TASK INSTRUCTIONS: Will you write out the data exactly, excluding every picture?

Figure contents as structured data:
+---+

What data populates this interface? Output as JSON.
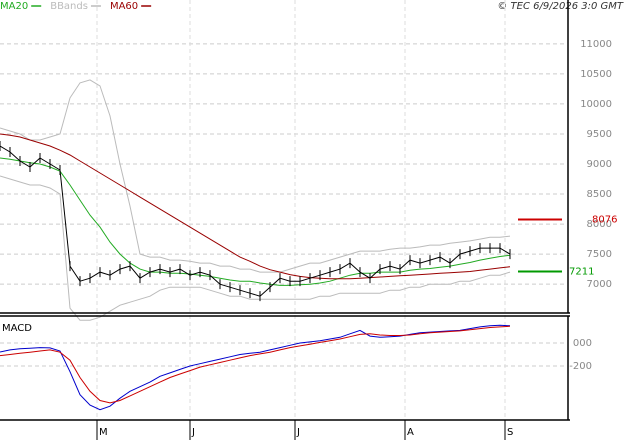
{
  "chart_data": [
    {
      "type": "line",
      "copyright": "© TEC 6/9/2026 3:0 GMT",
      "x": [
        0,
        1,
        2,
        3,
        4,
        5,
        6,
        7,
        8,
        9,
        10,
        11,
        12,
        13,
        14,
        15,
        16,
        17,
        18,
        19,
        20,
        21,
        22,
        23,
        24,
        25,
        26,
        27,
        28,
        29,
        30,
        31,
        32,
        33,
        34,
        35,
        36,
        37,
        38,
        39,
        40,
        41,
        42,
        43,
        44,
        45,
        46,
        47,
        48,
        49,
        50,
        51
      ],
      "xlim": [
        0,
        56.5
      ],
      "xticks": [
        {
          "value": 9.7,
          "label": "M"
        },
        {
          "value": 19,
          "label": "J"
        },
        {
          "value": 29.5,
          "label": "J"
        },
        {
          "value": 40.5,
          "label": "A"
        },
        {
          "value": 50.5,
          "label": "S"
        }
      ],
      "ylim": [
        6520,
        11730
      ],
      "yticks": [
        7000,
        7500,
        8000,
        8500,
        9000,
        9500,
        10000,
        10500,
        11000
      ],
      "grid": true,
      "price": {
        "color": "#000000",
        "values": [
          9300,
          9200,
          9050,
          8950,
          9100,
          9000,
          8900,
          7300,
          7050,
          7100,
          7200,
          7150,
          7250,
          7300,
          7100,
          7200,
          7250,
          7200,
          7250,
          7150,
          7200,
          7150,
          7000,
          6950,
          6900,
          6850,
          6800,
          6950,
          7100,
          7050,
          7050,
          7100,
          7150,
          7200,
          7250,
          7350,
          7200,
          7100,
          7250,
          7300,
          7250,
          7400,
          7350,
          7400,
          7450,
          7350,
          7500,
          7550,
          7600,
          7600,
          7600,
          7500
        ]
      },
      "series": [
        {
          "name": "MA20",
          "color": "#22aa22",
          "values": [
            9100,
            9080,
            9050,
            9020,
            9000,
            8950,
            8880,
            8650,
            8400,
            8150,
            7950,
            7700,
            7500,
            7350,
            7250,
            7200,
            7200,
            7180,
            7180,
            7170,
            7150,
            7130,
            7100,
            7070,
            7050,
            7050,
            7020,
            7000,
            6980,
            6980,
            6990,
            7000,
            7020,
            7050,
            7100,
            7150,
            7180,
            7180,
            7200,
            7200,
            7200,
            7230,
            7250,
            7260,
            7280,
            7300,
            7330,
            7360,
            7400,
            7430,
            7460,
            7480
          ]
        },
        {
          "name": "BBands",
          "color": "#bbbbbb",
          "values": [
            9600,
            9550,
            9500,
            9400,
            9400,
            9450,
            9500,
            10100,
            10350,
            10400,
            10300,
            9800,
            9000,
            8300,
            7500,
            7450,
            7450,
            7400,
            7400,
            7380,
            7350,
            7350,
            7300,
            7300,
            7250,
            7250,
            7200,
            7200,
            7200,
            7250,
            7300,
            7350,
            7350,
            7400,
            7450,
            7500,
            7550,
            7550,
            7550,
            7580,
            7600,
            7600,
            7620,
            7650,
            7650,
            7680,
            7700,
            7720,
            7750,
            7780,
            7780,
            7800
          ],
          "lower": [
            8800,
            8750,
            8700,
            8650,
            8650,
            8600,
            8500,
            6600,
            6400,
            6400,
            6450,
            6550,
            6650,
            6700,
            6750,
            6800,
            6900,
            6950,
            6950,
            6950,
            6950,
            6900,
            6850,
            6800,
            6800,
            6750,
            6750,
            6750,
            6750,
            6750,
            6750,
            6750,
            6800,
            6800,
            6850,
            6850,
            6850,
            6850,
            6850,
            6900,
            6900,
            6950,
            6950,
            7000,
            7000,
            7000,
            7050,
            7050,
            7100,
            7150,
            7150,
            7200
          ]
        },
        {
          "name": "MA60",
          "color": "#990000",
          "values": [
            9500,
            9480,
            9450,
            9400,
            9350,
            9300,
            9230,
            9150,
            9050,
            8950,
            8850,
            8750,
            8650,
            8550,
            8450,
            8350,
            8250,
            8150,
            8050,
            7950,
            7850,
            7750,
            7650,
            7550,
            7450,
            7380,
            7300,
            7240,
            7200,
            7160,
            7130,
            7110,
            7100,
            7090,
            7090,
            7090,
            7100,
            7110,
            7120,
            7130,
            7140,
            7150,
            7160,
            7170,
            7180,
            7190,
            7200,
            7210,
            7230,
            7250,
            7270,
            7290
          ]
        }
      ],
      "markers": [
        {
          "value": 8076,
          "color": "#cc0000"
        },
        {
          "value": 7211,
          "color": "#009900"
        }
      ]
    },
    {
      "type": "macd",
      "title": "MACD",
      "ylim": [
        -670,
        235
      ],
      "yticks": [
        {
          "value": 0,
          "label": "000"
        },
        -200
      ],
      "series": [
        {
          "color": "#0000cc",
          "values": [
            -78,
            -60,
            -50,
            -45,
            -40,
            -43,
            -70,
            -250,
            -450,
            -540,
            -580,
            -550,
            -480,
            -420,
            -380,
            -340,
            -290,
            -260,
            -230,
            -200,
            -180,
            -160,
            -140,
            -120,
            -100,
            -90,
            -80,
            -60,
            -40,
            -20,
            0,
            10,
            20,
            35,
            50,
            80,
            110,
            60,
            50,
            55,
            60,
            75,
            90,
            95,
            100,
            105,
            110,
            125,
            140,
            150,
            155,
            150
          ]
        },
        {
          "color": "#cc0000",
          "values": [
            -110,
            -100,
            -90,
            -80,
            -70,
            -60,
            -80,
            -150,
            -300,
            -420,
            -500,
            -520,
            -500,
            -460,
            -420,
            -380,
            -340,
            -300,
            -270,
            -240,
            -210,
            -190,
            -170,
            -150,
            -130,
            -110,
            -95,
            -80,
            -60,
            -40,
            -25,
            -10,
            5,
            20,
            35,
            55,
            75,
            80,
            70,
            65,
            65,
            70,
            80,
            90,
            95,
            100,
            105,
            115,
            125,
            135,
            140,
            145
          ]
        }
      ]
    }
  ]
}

+---+

SOLUTION TO THIS PROBLEM:
What data populates this interface? Output as JSON.
{
  "chart_data": [
    {
      "type": "line",
      "copyright": "© TEC 6/9/2026 3:0 GMT",
      "x": [
        0,
        1,
        2,
        3,
        4,
        5,
        6,
        7,
        8,
        9,
        10,
        11,
        12,
        13,
        14,
        15,
        16,
        17,
        18,
        19,
        20,
        21,
        22,
        23,
        24,
        25,
        26,
        27,
        28,
        29,
        30,
        31,
        32,
        33,
        34,
        35,
        36,
        37,
        38,
        39,
        40,
        41,
        42,
        43,
        44,
        45,
        46,
        47,
        48,
        49,
        50,
        51
      ],
      "xlim": [
        0,
        56.5
      ],
      "xticks": [
        {
          "value": 9.7,
          "label": "M"
        },
        {
          "value": 19,
          "label": "J"
        },
        {
          "value": 29.5,
          "label": "J"
        },
        {
          "value": 40.5,
          "label": "A"
        },
        {
          "value": 50.5,
          "label": "S"
        }
      ],
      "ylim": [
        6520,
        11730
      ],
      "yticks": [
        7000,
        7500,
        8000,
        8500,
        9000,
        9500,
        10000,
        10500,
        11000
      ],
      "grid": true,
      "price": {
        "color": "#000000",
        "values": [
          9300,
          9200,
          9050,
          8950,
          9100,
          9000,
          8900,
          7300,
          7050,
          7100,
          7200,
          7150,
          7250,
          7300,
          7100,
          7200,
          7250,
          7200,
          7250,
          7150,
          7200,
          7150,
          7000,
          6950,
          6900,
          6850,
          6800,
          6950,
          7100,
          7050,
          7050,
          7100,
          7150,
          7200,
          7250,
          7350,
          7200,
          7100,
          7250,
          7300,
          7250,
          7400,
          7350,
          7400,
          7450,
          7350,
          7500,
          7550,
          7600,
          7600,
          7600,
          7500
        ]
      },
      "series": [
        {
          "name": "MA20",
          "color": "#22aa22",
          "values": [
            9100,
            9080,
            9050,
            9020,
            9000,
            8950,
            8880,
            8650,
            8400,
            8150,
            7950,
            7700,
            7500,
            7350,
            7250,
            7200,
            7200,
            7180,
            7180,
            7170,
            7150,
            7130,
            7100,
            7070,
            7050,
            7050,
            7020,
            7000,
            6980,
            6980,
            6990,
            7000,
            7020,
            7050,
            7100,
            7150,
            7180,
            7180,
            7200,
            7200,
            7200,
            7230,
            7250,
            7260,
            7280,
            7300,
            7330,
            7360,
            7400,
            7430,
            7460,
            7480
          ]
        },
        {
          "name": "BBands",
          "color": "#bbbbbb",
          "values": [
            9600,
            9550,
            9500,
            9400,
            9400,
            9450,
            9500,
            10100,
            10350,
            10400,
            10300,
            9800,
            9000,
            8300,
            7500,
            7450,
            7450,
            7400,
            7400,
            7380,
            7350,
            7350,
            7300,
            7300,
            7250,
            7250,
            7200,
            7200,
            7200,
            7250,
            7300,
            7350,
            7350,
            7400,
            7450,
            7500,
            7550,
            7550,
            7550,
            7580,
            7600,
            7600,
            7620,
            7650,
            7650,
            7680,
            7700,
            7720,
            7750,
            7780,
            7780,
            7800
          ],
          "lower": [
            8800,
            8750,
            8700,
            8650,
            8650,
            8600,
            8500,
            6600,
            6400,
            6400,
            6450,
            6550,
            6650,
            6700,
            6750,
            6800,
            6900,
            6950,
            6950,
            6950,
            6950,
            6900,
            6850,
            6800,
            6800,
            6750,
            6750,
            6750,
            6750,
            6750,
            6750,
            6750,
            6800,
            6800,
            6850,
            6850,
            6850,
            6850,
            6850,
            6900,
            6900,
            6950,
            6950,
            7000,
            7000,
            7000,
            7050,
            7050,
            7100,
            7150,
            7150,
            7200
          ]
        },
        {
          "name": "MA60",
          "color": "#990000",
          "values": [
            9500,
            9480,
            9450,
            9400,
            9350,
            9300,
            9230,
            9150,
            9050,
            8950,
            8850,
            8750,
            8650,
            8550,
            8450,
            8350,
            8250,
            8150,
            8050,
            7950,
            7850,
            7750,
            7650,
            7550,
            7450,
            7380,
            7300,
            7240,
            7200,
            7160,
            7130,
            7110,
            7100,
            7090,
            7090,
            7090,
            7100,
            7110,
            7120,
            7130,
            7140,
            7150,
            7160,
            7170,
            7180,
            7190,
            7200,
            7210,
            7230,
            7250,
            7270,
            7290
          ]
        }
      ],
      "markers": [
        {
          "value": 8076,
          "color": "#cc0000"
        },
        {
          "value": 7211,
          "color": "#009900"
        }
      ]
    },
    {
      "type": "macd",
      "title": "MACD",
      "ylim": [
        -670,
        235
      ],
      "yticks": [
        {
          "value": 0,
          "label": "000"
        },
        -200
      ],
      "series": [
        {
          "color": "#0000cc",
          "values": [
            -78,
            -60,
            -50,
            -45,
            -40,
            -43,
            -70,
            -250,
            -450,
            -540,
            -580,
            -550,
            -480,
            -420,
            -380,
            -340,
            -290,
            -260,
            -230,
            -200,
            -180,
            -160,
            -140,
            -120,
            -100,
            -90,
            -80,
            -60,
            -40,
            -20,
            0,
            10,
            20,
            35,
            50,
            80,
            110,
            60,
            50,
            55,
            60,
            75,
            90,
            95,
            100,
            105,
            110,
            125,
            140,
            150,
            155,
            150
          ]
        },
        {
          "color": "#cc0000",
          "values": [
            -110,
            -100,
            -90,
            -80,
            -70,
            -60,
            -80,
            -150,
            -300,
            -420,
            -500,
            -520,
            -500,
            -460,
            -420,
            -380,
            -340,
            -300,
            -270,
            -240,
            -210,
            -190,
            -170,
            -150,
            -130,
            -110,
            -95,
            -80,
            -60,
            -40,
            -25,
            -10,
            5,
            20,
            35,
            55,
            75,
            80,
            70,
            65,
            65,
            70,
            80,
            90,
            95,
            100,
            105,
            115,
            125,
            135,
            140,
            145
          ]
        }
      ]
    }
  ]
}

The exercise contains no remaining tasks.